_Task to carry out:_ How many lines in the records below contain the word "sample"? Answer with the number alone.
━━━━
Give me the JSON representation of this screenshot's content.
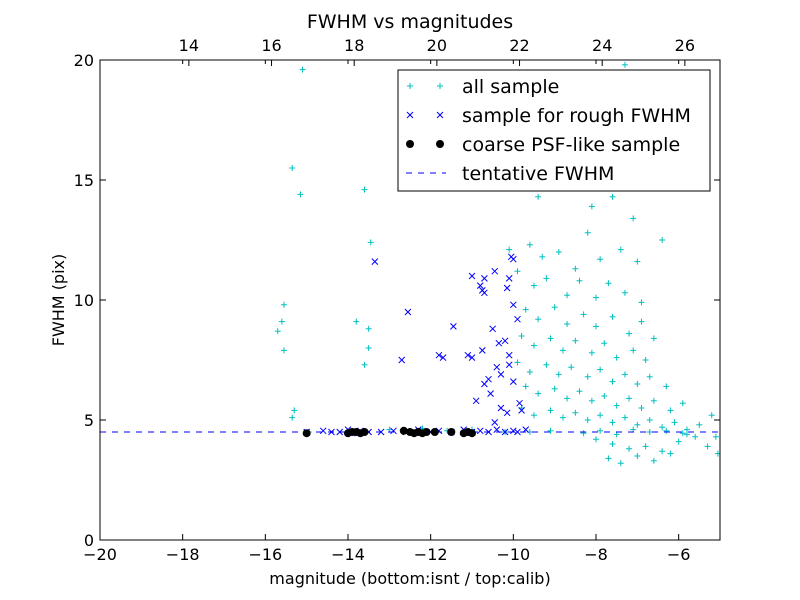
{
  "chart_data": {
    "type": "scatter",
    "title": "FWHM vs magnitudes",
    "xlabel": "magnitude (bottom:isnt / top:calib)",
    "ylabel": "FWHM (pix)",
    "xlim": [
      -20,
      -5
    ],
    "ylim": [
      0,
      20
    ],
    "xticks": [
      "-20",
      "-18",
      "-16",
      "-14",
      "-12",
      "-10",
      "-8",
      "-6"
    ],
    "yticks": [
      "0",
      "5",
      "10",
      "15",
      "20"
    ],
    "top_axis": {
      "offset": 31.85,
      "ticks": [
        "14",
        "16",
        "18",
        "20",
        "22",
        "24",
        "26"
      ]
    },
    "grid": false,
    "legend_position": "top-right",
    "colors": {
      "all": "#00bfbf",
      "rough": "#0000ff",
      "coarse": "#000000",
      "tentative": "#0000ff"
    },
    "legend": [
      {
        "label": "all sample",
        "marker": "+"
      },
      {
        "label": "sample for rough FWHM",
        "marker": "x"
      },
      {
        "label": "coarse PSF-like sample",
        "marker": "o"
      },
      {
        "label": "tentative FWHM",
        "marker": "dashed-line"
      }
    ],
    "tentative_fwhm": 4.5,
    "series": [
      {
        "name": "all sample",
        "points": [
          [
            -15.1,
            19.6
          ],
          [
            -15.35,
            15.5
          ],
          [
            -15.15,
            14.4
          ],
          [
            -13.6,
            14.6
          ],
          [
            -15.55,
            9.8
          ],
          [
            -15.6,
            9.1
          ],
          [
            -15.7,
            8.7
          ],
          [
            -15.55,
            7.9
          ],
          [
            -15.3,
            5.4
          ],
          [
            -15.35,
            5.1
          ],
          [
            -13.8,
            9.1
          ],
          [
            -13.5,
            8.8
          ],
          [
            -13.5,
            8.0
          ],
          [
            -13.6,
            7.3
          ],
          [
            -13.45,
            12.4
          ],
          [
            -14.95,
            4.5
          ],
          [
            -13.0,
            4.6
          ],
          [
            -12.2,
            4.65
          ],
          [
            -11.6,
            4.55
          ],
          [
            -11.0,
            4.6
          ],
          [
            -10.2,
            4.5
          ],
          [
            -9.6,
            4.5
          ],
          [
            -9.1,
            4.55
          ],
          [
            -7.3,
            19.8
          ],
          [
            -10.5,
            14.7
          ],
          [
            -9.4,
            14.3
          ],
          [
            -9.0,
            15.4
          ],
          [
            -8.6,
            14.8
          ],
          [
            -8.1,
            13.9
          ],
          [
            -7.6,
            14.3
          ],
          [
            -7.1,
            13.4
          ],
          [
            -6.4,
            12.5
          ],
          [
            -10.1,
            12.1
          ],
          [
            -9.6,
            12.3
          ],
          [
            -9.3,
            11.8
          ],
          [
            -8.9,
            12.0
          ],
          [
            -8.5,
            11.3
          ],
          [
            -8.2,
            12.8
          ],
          [
            -7.9,
            11.7
          ],
          [
            -7.4,
            12.1
          ],
          [
            -7.0,
            11.6
          ],
          [
            -9.9,
            11.2
          ],
          [
            -9.5,
            10.6
          ],
          [
            -9.2,
            10.9
          ],
          [
            -8.7,
            10.2
          ],
          [
            -8.4,
            10.8
          ],
          [
            -8.0,
            10.1
          ],
          [
            -7.7,
            10.7
          ],
          [
            -7.3,
            10.3
          ],
          [
            -6.9,
            9.9
          ],
          [
            -9.7,
            9.6
          ],
          [
            -9.4,
            9.2
          ],
          [
            -9.0,
            9.7
          ],
          [
            -8.7,
            9.0
          ],
          [
            -8.3,
            9.4
          ],
          [
            -8.0,
            8.9
          ],
          [
            -7.6,
            9.3
          ],
          [
            -7.2,
            8.6
          ],
          [
            -6.9,
            9.1
          ],
          [
            -6.6,
            8.4
          ],
          [
            -9.8,
            8.5
          ],
          [
            -9.5,
            8.1
          ],
          [
            -9.1,
            8.4
          ],
          [
            -8.8,
            7.9
          ],
          [
            -8.5,
            8.3
          ],
          [
            -8.1,
            7.8
          ],
          [
            -7.8,
            8.2
          ],
          [
            -7.5,
            7.6
          ],
          [
            -7.1,
            7.9
          ],
          [
            -6.8,
            7.5
          ],
          [
            -9.9,
            7.4
          ],
          [
            -9.6,
            7.0
          ],
          [
            -9.2,
            7.3
          ],
          [
            -8.9,
            6.9
          ],
          [
            -8.6,
            7.2
          ],
          [
            -8.2,
            6.8
          ],
          [
            -7.9,
            7.1
          ],
          [
            -7.6,
            6.6
          ],
          [
            -7.3,
            6.9
          ],
          [
            -7.0,
            6.5
          ],
          [
            -6.7,
            6.8
          ],
          [
            -6.3,
            6.4
          ],
          [
            -9.7,
            6.4
          ],
          [
            -9.4,
            6.1
          ],
          [
            -9.0,
            6.3
          ],
          [
            -8.7,
            5.9
          ],
          [
            -8.4,
            6.2
          ],
          [
            -8.1,
            5.8
          ],
          [
            -7.8,
            6.0
          ],
          [
            -7.5,
            5.6
          ],
          [
            -7.2,
            5.9
          ],
          [
            -6.9,
            5.5
          ],
          [
            -6.6,
            5.8
          ],
          [
            -6.2,
            5.4
          ],
          [
            -5.9,
            5.7
          ],
          [
            -9.8,
            5.5
          ],
          [
            -9.5,
            5.2
          ],
          [
            -9.1,
            5.4
          ],
          [
            -8.8,
            5.1
          ],
          [
            -8.5,
            5.3
          ],
          [
            -8.2,
            5.0
          ],
          [
            -7.9,
            5.2
          ],
          [
            -7.6,
            4.9
          ],
          [
            -7.3,
            5.1
          ],
          [
            -7.0,
            4.8
          ],
          [
            -6.7,
            5.0
          ],
          [
            -6.4,
            4.7
          ],
          [
            -6.1,
            4.9
          ],
          [
            -5.8,
            4.6
          ],
          [
            -5.5,
            4.8
          ],
          [
            -5.2,
            5.2
          ],
          [
            -8.0,
            4.2
          ],
          [
            -7.6,
            4.0
          ],
          [
            -7.2,
            3.8
          ],
          [
            -6.8,
            3.9
          ],
          [
            -6.4,
            3.7
          ],
          [
            -6.0,
            4.1
          ],
          [
            -5.6,
            4.3
          ],
          [
            -5.3,
            3.9
          ],
          [
            -5.05,
            3.6
          ],
          [
            -5.1,
            4.3
          ],
          [
            -7.7,
            3.4
          ],
          [
            -7.4,
            3.2
          ],
          [
            -7.0,
            3.5
          ],
          [
            -6.6,
            3.3
          ],
          [
            -6.2,
            3.6
          ],
          [
            -5.8,
            4.4
          ],
          [
            -8.3,
            4.45
          ],
          [
            -7.9,
            4.55
          ],
          [
            -7.5,
            4.4
          ],
          [
            -7.1,
            4.6
          ],
          [
            -6.7,
            4.5
          ],
          [
            -6.3,
            4.55
          ],
          [
            -5.9,
            4.45
          ]
        ]
      },
      {
        "name": "sample for rough FWHM",
        "points": [
          [
            -13.35,
            11.6
          ],
          [
            -12.55,
            9.5
          ],
          [
            -11.45,
            8.9
          ],
          [
            -12.7,
            7.5
          ],
          [
            -11.8,
            7.7
          ],
          [
            -11.7,
            7.6
          ],
          [
            -11.1,
            7.7
          ],
          [
            -11.0,
            11.0
          ],
          [
            -10.7,
            10.9
          ],
          [
            -10.45,
            11.2
          ],
          [
            -10.05,
            11.8
          ],
          [
            -10.0,
            11.7
          ],
          [
            -10.8,
            10.6
          ],
          [
            -10.75,
            10.4
          ],
          [
            -10.7,
            10.3
          ],
          [
            -10.1,
            10.9
          ],
          [
            -10.15,
            10.5
          ],
          [
            -10.0,
            9.8
          ],
          [
            -9.9,
            9.2
          ],
          [
            -10.2,
            8.3
          ],
          [
            -10.5,
            8.8
          ],
          [
            -10.35,
            8.2
          ],
          [
            -10.1,
            7.7
          ],
          [
            -10.4,
            7.2
          ],
          [
            -10.6,
            6.7
          ],
          [
            -10.7,
            6.5
          ],
          [
            -10.55,
            6.1
          ],
          [
            -10.3,
            5.5
          ],
          [
            -10.15,
            5.3
          ],
          [
            -9.85,
            5.7
          ],
          [
            -9.8,
            5.4
          ],
          [
            -10.9,
            5.8
          ],
          [
            -11.0,
            7.6
          ],
          [
            -10.75,
            7.9
          ],
          [
            -10.3,
            6.9
          ],
          [
            -10.0,
            6.6
          ],
          [
            -10.1,
            7.3
          ],
          [
            -10.45,
            4.9
          ],
          [
            -15.0,
            4.5
          ],
          [
            -14.6,
            4.55
          ],
          [
            -14.4,
            4.5
          ],
          [
            -14.2,
            4.5
          ],
          [
            -14.0,
            4.6
          ],
          [
            -13.9,
            4.45
          ],
          [
            -13.7,
            4.55
          ],
          [
            -13.5,
            4.5
          ],
          [
            -13.2,
            4.5
          ],
          [
            -12.9,
            4.55
          ],
          [
            -12.6,
            4.5
          ],
          [
            -12.3,
            4.6
          ],
          [
            -12.0,
            4.5
          ],
          [
            -11.8,
            4.55
          ],
          [
            -11.5,
            4.5
          ],
          [
            -11.2,
            4.6
          ],
          [
            -11.0,
            4.5
          ],
          [
            -10.8,
            4.55
          ],
          [
            -10.6,
            4.5
          ],
          [
            -10.4,
            4.6
          ],
          [
            -10.2,
            4.5
          ],
          [
            -10.0,
            4.55
          ],
          [
            -9.9,
            4.5
          ],
          [
            -9.7,
            4.6
          ]
        ]
      },
      {
        "name": "coarse PSF-like sample",
        "points": [
          [
            -15.0,
            4.45
          ],
          [
            -14.0,
            4.45
          ],
          [
            -13.9,
            4.5
          ],
          [
            -13.8,
            4.5
          ],
          [
            -13.7,
            4.45
          ],
          [
            -13.6,
            4.5
          ],
          [
            -12.65,
            4.55
          ],
          [
            -12.5,
            4.5
          ],
          [
            -12.4,
            4.45
          ],
          [
            -12.3,
            4.5
          ],
          [
            -12.2,
            4.45
          ],
          [
            -12.1,
            4.5
          ],
          [
            -11.9,
            4.5
          ],
          [
            -11.5,
            4.5
          ],
          [
            -11.2,
            4.45
          ],
          [
            -11.1,
            4.5
          ],
          [
            -11.0,
            4.45
          ]
        ]
      }
    ]
  }
}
━━━━
_Finished exercise:_ 6